__Exercise objective__
Where a line of the listing below includes the word "true", reproduce that line.

═══ Material supplied

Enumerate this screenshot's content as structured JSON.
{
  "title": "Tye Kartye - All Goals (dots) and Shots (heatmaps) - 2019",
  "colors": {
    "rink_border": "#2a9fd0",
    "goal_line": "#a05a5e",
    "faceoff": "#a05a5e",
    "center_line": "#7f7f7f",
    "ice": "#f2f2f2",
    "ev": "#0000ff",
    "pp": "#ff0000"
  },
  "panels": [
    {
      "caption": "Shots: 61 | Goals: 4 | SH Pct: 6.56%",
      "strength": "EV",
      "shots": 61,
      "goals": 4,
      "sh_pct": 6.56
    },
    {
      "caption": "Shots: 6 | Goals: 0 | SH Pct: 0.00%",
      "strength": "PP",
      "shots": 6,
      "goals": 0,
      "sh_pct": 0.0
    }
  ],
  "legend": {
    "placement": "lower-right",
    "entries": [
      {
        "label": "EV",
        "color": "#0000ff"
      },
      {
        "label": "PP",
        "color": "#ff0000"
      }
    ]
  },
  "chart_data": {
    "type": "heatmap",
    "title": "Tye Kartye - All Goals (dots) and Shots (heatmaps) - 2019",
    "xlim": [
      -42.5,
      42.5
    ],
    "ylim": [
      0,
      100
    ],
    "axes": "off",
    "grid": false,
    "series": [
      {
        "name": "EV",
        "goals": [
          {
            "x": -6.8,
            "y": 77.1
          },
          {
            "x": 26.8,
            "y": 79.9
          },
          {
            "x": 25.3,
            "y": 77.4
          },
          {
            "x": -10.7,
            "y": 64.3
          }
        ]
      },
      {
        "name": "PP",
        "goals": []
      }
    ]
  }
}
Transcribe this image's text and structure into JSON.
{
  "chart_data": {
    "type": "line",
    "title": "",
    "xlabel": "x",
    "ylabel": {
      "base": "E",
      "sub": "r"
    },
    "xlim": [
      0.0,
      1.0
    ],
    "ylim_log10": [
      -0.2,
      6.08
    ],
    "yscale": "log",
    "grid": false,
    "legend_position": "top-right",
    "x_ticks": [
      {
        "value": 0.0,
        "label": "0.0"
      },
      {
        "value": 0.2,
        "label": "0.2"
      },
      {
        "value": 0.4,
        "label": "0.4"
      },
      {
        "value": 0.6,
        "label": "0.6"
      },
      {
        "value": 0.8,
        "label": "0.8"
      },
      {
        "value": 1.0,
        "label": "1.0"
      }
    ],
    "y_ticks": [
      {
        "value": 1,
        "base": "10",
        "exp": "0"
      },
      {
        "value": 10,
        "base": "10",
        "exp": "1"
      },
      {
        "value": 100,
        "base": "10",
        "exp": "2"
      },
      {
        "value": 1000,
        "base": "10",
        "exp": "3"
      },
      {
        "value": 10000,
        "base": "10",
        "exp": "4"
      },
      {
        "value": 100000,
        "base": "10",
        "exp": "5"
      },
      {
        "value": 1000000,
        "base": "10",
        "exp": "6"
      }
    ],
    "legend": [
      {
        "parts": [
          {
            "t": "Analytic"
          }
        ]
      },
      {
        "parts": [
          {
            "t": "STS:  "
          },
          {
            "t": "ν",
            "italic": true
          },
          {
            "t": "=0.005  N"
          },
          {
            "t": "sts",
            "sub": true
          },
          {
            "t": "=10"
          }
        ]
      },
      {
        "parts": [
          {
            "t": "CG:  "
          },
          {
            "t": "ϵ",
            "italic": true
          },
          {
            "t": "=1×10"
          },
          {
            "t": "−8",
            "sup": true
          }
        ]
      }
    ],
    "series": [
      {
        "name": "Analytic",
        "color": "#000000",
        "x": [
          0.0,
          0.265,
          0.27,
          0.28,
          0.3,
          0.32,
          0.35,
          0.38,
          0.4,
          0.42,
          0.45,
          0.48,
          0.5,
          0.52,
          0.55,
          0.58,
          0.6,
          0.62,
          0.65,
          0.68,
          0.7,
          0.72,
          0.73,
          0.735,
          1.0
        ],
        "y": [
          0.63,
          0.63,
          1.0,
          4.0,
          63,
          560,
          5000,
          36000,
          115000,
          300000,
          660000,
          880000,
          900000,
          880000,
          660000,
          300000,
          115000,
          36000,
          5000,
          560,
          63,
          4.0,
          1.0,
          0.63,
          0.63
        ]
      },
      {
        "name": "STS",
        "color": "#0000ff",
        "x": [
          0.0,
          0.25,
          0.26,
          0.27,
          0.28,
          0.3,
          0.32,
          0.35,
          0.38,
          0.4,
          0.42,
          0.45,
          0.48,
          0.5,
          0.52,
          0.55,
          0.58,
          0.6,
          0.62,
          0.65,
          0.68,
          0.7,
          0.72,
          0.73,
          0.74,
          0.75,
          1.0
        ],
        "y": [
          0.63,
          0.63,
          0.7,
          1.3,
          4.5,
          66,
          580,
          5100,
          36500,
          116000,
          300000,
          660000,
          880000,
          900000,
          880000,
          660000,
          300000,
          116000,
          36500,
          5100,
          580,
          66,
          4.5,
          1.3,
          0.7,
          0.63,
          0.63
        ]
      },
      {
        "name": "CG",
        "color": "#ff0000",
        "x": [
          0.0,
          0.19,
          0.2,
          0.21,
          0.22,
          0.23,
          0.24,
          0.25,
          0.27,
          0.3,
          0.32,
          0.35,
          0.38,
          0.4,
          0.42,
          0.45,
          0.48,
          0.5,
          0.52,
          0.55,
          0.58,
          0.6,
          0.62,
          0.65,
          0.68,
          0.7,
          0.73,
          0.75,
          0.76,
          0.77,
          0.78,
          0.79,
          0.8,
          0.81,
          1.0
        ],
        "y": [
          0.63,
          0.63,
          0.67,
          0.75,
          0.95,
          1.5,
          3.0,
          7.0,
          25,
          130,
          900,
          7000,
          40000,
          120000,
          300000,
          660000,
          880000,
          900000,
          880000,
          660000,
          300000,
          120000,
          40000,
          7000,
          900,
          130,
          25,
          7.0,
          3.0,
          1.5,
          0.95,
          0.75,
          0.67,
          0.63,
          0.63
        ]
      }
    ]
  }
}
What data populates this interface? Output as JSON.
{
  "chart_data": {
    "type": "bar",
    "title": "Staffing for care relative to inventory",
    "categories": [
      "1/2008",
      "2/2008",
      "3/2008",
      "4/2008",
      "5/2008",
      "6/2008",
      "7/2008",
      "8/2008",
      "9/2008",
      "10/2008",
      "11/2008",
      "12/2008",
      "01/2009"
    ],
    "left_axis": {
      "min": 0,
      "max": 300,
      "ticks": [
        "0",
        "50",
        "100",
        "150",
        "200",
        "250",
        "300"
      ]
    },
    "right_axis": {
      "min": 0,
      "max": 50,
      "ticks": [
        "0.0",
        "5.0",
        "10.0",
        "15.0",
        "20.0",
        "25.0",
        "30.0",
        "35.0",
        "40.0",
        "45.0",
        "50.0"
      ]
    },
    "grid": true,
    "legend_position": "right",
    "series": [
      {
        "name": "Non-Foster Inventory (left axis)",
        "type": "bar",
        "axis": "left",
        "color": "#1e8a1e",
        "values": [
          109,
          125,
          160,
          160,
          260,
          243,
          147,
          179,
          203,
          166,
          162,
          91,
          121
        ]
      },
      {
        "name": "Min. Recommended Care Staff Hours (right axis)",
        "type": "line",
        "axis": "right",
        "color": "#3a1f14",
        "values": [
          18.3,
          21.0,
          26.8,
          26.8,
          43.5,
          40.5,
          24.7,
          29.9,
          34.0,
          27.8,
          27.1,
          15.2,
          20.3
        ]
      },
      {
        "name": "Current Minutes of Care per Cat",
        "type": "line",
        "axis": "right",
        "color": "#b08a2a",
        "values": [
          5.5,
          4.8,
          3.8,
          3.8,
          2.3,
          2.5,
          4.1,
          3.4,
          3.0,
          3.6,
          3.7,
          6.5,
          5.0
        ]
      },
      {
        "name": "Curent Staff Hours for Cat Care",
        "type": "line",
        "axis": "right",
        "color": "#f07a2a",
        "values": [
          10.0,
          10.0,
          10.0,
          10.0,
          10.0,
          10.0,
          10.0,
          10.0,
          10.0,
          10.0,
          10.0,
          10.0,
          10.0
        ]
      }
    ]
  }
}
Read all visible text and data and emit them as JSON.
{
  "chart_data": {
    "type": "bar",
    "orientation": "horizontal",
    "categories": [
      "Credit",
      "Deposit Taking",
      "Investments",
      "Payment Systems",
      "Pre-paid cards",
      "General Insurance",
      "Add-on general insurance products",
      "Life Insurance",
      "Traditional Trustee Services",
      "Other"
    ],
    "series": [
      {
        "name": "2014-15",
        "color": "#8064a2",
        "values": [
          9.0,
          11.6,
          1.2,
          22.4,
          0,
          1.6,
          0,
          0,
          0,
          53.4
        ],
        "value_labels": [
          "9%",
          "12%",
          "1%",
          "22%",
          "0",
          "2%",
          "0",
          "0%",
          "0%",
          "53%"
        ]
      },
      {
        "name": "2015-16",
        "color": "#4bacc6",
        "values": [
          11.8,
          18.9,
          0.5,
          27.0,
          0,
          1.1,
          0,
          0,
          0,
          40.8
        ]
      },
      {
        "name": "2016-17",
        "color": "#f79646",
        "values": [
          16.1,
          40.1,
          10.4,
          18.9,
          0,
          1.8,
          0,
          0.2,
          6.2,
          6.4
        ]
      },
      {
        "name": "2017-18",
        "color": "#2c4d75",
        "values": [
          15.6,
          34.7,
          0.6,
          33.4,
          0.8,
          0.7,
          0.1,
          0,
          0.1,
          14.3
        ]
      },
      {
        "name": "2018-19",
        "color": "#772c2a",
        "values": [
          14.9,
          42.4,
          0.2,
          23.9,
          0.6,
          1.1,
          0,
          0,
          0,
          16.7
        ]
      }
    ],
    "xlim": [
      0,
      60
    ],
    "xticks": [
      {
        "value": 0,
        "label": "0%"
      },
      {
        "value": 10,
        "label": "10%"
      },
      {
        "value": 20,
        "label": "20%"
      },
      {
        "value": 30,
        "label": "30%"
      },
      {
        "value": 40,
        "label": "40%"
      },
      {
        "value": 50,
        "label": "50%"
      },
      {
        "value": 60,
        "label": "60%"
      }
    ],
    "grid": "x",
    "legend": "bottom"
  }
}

══════

__Expected answer__
            "italic": true
            "sub": true
            "italic": true
            "sup": true
    "grid": true,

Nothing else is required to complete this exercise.